# Problem statement
Write the data below out exactly as it stands. Do not include the pictures.
---- Raw records
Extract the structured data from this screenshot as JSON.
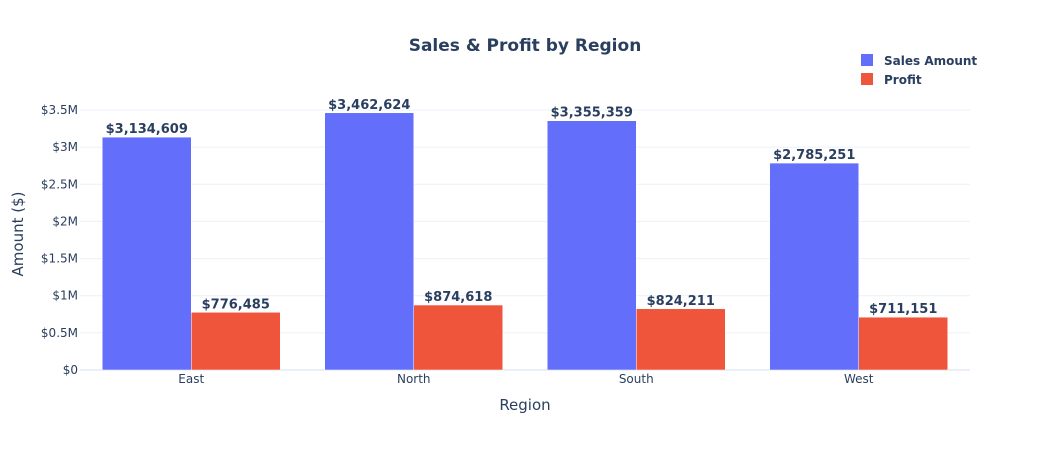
{
  "chart_data": {
    "type": "bar",
    "title": "Sales & Profit by Region",
    "xlabel": "Region",
    "ylabel": "Amount ($)",
    "categories": [
      "East",
      "North",
      "South",
      "West"
    ],
    "series": [
      {
        "name": "Sales Amount",
        "color": "#636efa",
        "values": [
          3134609,
          3462624,
          3355359,
          2785251
        ],
        "labels": [
          "$3,134,609",
          "$3,462,624",
          "$3,355,359",
          "$2,785,251"
        ]
      },
      {
        "name": "Profit",
        "color": "#ef553b",
        "values": [
          776485,
          874618,
          824211,
          711151
        ],
        "labels": [
          "$776,485",
          "$874,618",
          "$824,211",
          "$711,151"
        ]
      }
    ],
    "ylim": [
      0,
      3500000
    ],
    "yticks": [
      0,
      500000,
      1000000,
      1500000,
      2000000,
      2500000,
      3000000,
      3500000
    ],
    "ytick_labels": [
      "$0",
      "$0.5M",
      "$1M",
      "$1.5M",
      "$2M",
      "$2.5M",
      "$3M",
      "$3.5M"
    ],
    "grid": true,
    "legend": "top-right",
    "barmode": "group"
  }
}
--------
# Exercise answer
Extract the structured data from this screenshot as JSON.
{
  "chart_data": {
    "type": "bar",
    "title": "Sales & Profit by Region",
    "xlabel": "Region",
    "ylabel": "Amount ($)",
    "categories": [
      "East",
      "North",
      "South",
      "West"
    ],
    "series": [
      {
        "name": "Sales Amount",
        "color": "#636efa",
        "values": [
          3134609,
          3462624,
          3355359,
          2785251
        ],
        "labels": [
          "$3,134,609",
          "$3,462,624",
          "$3,355,359",
          "$2,785,251"
        ]
      },
      {
        "name": "Profit",
        "color": "#ef553b",
        "values": [
          776485,
          874618,
          824211,
          711151
        ],
        "labels": [
          "$776,485",
          "$874,618",
          "$824,211",
          "$711,151"
        ]
      }
    ],
    "ylim": [
      0,
      3500000
    ],
    "yticks": [
      0,
      500000,
      1000000,
      1500000,
      2000000,
      2500000,
      3000000,
      3500000
    ],
    "ytick_labels": [
      "$0",
      "$0.5M",
      "$1M",
      "$1.5M",
      "$2M",
      "$2.5M",
      "$3M",
      "$3.5M"
    ],
    "grid": true,
    "legend": "top-right",
    "barmode": "group"
  }
}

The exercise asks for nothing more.